→ **Set problem**
Restate every line of the material, word for word.

→ **Records to process**
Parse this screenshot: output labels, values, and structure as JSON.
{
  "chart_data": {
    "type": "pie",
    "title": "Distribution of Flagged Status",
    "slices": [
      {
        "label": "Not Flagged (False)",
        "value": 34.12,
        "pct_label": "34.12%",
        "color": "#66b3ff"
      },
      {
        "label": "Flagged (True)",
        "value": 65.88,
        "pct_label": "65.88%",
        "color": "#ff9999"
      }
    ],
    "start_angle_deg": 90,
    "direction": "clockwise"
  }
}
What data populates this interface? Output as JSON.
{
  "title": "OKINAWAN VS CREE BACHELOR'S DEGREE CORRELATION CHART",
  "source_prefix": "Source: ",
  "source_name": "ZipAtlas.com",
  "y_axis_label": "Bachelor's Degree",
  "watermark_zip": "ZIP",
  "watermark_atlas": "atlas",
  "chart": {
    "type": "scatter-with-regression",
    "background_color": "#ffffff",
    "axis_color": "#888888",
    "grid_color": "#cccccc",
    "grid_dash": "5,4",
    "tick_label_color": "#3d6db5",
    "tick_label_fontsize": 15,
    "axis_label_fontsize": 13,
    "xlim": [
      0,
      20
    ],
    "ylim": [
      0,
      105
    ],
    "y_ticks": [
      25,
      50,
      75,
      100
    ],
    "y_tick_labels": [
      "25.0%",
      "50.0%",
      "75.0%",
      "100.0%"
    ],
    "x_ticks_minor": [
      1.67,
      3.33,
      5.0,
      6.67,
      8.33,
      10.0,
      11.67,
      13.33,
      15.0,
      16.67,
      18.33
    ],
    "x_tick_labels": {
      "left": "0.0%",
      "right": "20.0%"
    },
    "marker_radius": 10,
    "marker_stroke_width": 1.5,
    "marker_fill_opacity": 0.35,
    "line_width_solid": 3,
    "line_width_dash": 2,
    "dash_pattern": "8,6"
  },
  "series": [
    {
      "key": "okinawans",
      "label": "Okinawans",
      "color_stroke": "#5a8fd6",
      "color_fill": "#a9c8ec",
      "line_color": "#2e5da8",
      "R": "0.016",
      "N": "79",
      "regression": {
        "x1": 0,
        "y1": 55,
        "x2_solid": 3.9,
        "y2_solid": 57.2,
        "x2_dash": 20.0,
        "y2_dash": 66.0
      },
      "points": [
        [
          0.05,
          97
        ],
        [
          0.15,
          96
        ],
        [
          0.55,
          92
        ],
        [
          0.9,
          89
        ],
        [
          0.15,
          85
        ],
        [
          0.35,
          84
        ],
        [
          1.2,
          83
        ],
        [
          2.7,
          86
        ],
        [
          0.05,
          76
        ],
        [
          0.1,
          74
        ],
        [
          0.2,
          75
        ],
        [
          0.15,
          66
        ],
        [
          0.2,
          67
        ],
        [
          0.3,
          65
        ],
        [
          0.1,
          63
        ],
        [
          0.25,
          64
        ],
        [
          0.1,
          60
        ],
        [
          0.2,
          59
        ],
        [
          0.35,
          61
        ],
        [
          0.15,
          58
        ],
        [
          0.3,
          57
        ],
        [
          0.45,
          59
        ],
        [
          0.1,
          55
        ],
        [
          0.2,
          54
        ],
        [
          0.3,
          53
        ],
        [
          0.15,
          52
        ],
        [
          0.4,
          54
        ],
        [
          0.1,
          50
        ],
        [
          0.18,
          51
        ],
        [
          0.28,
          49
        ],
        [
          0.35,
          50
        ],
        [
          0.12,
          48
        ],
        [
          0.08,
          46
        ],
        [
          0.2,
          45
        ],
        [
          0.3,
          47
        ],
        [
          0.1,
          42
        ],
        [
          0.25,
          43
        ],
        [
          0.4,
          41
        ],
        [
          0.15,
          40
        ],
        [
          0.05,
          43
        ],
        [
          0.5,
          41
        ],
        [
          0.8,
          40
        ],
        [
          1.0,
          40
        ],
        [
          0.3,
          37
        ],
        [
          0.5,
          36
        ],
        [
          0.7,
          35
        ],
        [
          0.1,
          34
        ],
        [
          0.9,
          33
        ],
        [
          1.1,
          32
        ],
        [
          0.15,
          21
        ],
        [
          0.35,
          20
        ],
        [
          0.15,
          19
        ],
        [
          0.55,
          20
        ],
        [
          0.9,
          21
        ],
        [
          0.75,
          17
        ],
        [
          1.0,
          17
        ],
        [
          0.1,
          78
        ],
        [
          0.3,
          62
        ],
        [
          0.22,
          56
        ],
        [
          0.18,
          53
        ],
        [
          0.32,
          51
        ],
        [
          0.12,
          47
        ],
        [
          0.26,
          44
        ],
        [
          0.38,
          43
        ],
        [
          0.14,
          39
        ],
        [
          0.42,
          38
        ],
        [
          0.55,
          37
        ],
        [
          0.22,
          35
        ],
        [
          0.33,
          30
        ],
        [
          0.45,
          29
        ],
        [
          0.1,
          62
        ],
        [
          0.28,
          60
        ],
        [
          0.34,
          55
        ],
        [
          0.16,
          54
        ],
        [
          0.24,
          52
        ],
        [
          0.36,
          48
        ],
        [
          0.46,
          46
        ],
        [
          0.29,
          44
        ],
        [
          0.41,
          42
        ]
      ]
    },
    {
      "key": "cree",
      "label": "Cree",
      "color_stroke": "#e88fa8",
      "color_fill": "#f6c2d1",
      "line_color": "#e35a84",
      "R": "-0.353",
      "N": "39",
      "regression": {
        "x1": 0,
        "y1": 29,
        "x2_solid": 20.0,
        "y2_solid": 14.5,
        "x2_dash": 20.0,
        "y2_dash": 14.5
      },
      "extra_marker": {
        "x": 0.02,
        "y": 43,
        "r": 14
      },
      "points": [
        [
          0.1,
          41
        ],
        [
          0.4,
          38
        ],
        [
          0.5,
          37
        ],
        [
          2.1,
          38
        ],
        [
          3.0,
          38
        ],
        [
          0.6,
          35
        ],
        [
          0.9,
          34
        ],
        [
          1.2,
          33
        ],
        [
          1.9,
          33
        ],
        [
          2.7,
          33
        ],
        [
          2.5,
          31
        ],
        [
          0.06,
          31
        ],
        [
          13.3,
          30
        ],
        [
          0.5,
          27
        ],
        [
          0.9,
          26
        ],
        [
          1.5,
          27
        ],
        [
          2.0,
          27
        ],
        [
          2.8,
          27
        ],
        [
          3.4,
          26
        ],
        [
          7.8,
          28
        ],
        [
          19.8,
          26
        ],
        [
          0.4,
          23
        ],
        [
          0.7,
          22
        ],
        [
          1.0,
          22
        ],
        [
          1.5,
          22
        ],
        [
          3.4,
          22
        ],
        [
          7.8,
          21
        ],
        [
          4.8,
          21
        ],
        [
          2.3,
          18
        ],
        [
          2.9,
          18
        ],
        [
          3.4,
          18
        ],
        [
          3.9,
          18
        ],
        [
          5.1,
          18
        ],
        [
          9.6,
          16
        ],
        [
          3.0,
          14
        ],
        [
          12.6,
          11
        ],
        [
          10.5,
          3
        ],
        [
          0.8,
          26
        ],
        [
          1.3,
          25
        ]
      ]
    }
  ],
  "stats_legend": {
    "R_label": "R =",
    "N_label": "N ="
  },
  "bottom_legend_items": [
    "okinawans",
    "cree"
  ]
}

→ **Result for this exercise**
Parse this screenshot: output labels, values, and structure as JSON.
{
  "chart_data": {
    "type": "pie",
    "title": "Distribution of Flagged Status",
    "slices": [
      {
        "label": "Not Flagged (False)",
        "value": 34.12,
        "pct_label": "34.12%",
        "color": "#66b3ff"
      },
      {
        "label": "Flagged (True)",
        "value": 65.88,
        "pct_label": "65.88%",
        "color": "#ff9999"
      }
    ],
    "start_angle_deg": 90,
    "direction": "clockwise"
  }
}
What data populates this interface? Output as JSON.
{
  "title": "OKINAWAN VS CREE BACHELOR'S DEGREE CORRELATION CHART",
  "source_prefix": "Source: ",
  "source_name": "ZipAtlas.com",
  "y_axis_label": "Bachelor's Degree",
  "watermark_zip": "ZIP",
  "watermark_atlas": "atlas",
  "chart": {
    "type": "scatter-with-regression",
    "background_color": "#ffffff",
    "axis_color": "#888888",
    "grid_color": "#cccccc",
    "grid_dash": "5,4",
    "tick_label_color": "#3d6db5",
    "tick_label_fontsize": 15,
    "axis_label_fontsize": 13,
    "xlim": [
      0,
      20
    ],
    "ylim": [
      0,
      105
    ],
    "y_ticks": [
      25,
      50,
      75,
      100
    ],
    "y_tick_labels": [
      "25.0%",
      "50.0%",
      "75.0%",
      "100.0%"
    ],
    "x_ticks_minor": [
      1.67,
      3.33,
      5.0,
      6.67,
      8.33,
      10.0,
      11.67,
      13.33,
      15.0,
      16.67,
      18.33
    ],
    "x_tick_labels": {
      "left": "0.0%",
      "right": "20.0%"
    },
    "marker_radius": 10,
    "marker_stroke_width": 1.5,
    "marker_fill_opacity": 0.35,
    "line_width_solid": 3,
    "line_width_dash": 2,
    "dash_pattern": "8,6"
  },
  "series": [
    {
      "key": "okinawans",
      "label": "Okinawans",
      "color_stroke": "#5a8fd6",
      "color_fill": "#a9c8ec",
      "line_color": "#2e5da8",
      "R": "0.016",
      "N": "79",
      "regression": {
        "x1": 0,
        "y1": 55,
        "x2_solid": 3.9,
        "y2_solid": 57.2,
        "x2_dash": 20.0,
        "y2_dash": 66.0
      },
      "points": [
        [
          0.05,
          97
        ],
        [
          0.15,
          96
        ],
        [
          0.55,
          92
        ],
        [
          0.9,
          89
        ],
        [
          0.15,
          85
        ],
        [
          0.35,
          84
        ],
        [
          1.2,
          83
        ],
        [
          2.7,
          86
        ],
        [
          0.05,
          76
        ],
        [
          0.1,
          74
        ],
        [
          0.2,
          75
        ],
        [
          0.15,
          66
        ],
        [
          0.2,
          67
        ],
        [
          0.3,
          65
        ],
        [
          0.1,
          63
        ],
        [
          0.25,
          64
        ],
        [
          0.1,
          60
        ],
        [
          0.2,
          59
        ],
        [
          0.35,
          61
        ],
        [
          0.15,
          58
        ],
        [
          0.3,
          57
        ],
        [
          0.45,
          59
        ],
        [
          0.1,
          55
        ],
        [
          0.2,
          54
        ],
        [
          0.3,
          53
        ],
        [
          0.15,
          52
        ],
        [
          0.4,
          54
        ],
        [
          0.1,
          50
        ],
        [
          0.18,
          51
        ],
        [
          0.28,
          49
        ],
        [
          0.35,
          50
        ],
        [
          0.12,
          48
        ],
        [
          0.08,
          46
        ],
        [
          0.2,
          45
        ],
        [
          0.3,
          47
        ],
        [
          0.1,
          42
        ],
        [
          0.25,
          43
        ],
        [
          0.4,
          41
        ],
        [
          0.15,
          40
        ],
        [
          0.05,
          43
        ],
        [
          0.5,
          41
        ],
        [
          0.8,
          40
        ],
        [
          1.0,
          40
        ],
        [
          0.3,
          37
        ],
        [
          0.5,
          36
        ],
        [
          0.7,
          35
        ],
        [
          0.1,
          34
        ],
        [
          0.9,
          33
        ],
        [
          1.1,
          32
        ],
        [
          0.15,
          21
        ],
        [
          0.35,
          20
        ],
        [
          0.15,
          19
        ],
        [
          0.55,
          20
        ],
        [
          0.9,
          21
        ],
        [
          0.75,
          17
        ],
        [
          1.0,
          17
        ],
        [
          0.1,
          78
        ],
        [
          0.3,
          62
        ],
        [
          0.22,
          56
        ],
        [
          0.18,
          53
        ],
        [
          0.32,
          51
        ],
        [
          0.12,
          47
        ],
        [
          0.26,
          44
        ],
        [
          0.38,
          43
        ],
        [
          0.14,
          39
        ],
        [
          0.42,
          38
        ],
        [
          0.55,
          37
        ],
        [
          0.22,
          35
        ],
        [
          0.33,
          30
        ],
        [
          0.45,
          29
        ],
        [
          0.1,
          62
        ],
        [
          0.28,
          60
        ],
        [
          0.34,
          55
        ],
        [
          0.16,
          54
        ],
        [
          0.24,
          52
        ],
        [
          0.36,
          48
        ],
        [
          0.46,
          46
        ],
        [
          0.29,
          44
        ],
        [
          0.41,
          42
        ]
      ]
    },
    {
      "key": "cree",
      "label": "Cree",
      "color_stroke": "#e88fa8",
      "color_fill": "#f6c2d1",
      "line_color": "#e35a84",
      "R": "-0.353",
      "N": "39",
      "regression": {
        "x1": 0,
        "y1": 29,
        "x2_solid": 20.0,
        "y2_solid": 14.5,
        "x2_dash": 20.0,
        "y2_dash": 14.5
      },
      "extra_marker": {
        "x": 0.02,
        "y": 43,
        "r": 14
      },
      "points": [
        [
          0.1,
          41
        ],
        [
          0.4,
          38
        ],
        [
          0.5,
          37
        ],
        [
          2.1,
          38
        ],
        [
          3.0,
          38
        ],
        [
          0.6,
          35
        ],
        [
          0.9,
          34
        ],
        [
          1.2,
          33
        ],
        [
          1.9,
          33
        ],
        [
          2.7,
          33
        ],
        [
          2.5,
          31
        ],
        [
          0.06,
          31
        ],
        [
          13.3,
          30
        ],
        [
          0.5,
          27
        ],
        [
          0.9,
          26
        ],
        [
          1.5,
          27
        ],
        [
          2.0,
          27
        ],
        [
          2.8,
          27
        ],
        [
          3.4,
          26
        ],
        [
          7.8,
          28
        ],
        [
          19.8,
          26
        ],
        [
          0.4,
          23
        ],
        [
          0.7,
          22
        ],
        [
          1.0,
          22
        ],
        [
          1.5,
          22
        ],
        [
          3.4,
          22
        ],
        [
          7.8,
          21
        ],
        [
          4.8,
          21
        ],
        [
          2.3,
          18
        ],
        [
          2.9,
          18
        ],
        [
          3.4,
          18
        ],
        [
          3.9,
          18
        ],
        [
          5.1,
          18
        ],
        [
          9.6,
          16
        ],
        [
          3.0,
          14
        ],
        [
          12.6,
          11
        ],
        [
          10.5,
          3
        ],
        [
          0.8,
          26
        ],
        [
          1.3,
          25
        ]
      ]
    }
  ],
  "stats_legend": {
    "R_label": "R =",
    "N_label": "N ="
  },
  "bottom_legend_items": [
    "okinawans",
    "cree"
  ]
}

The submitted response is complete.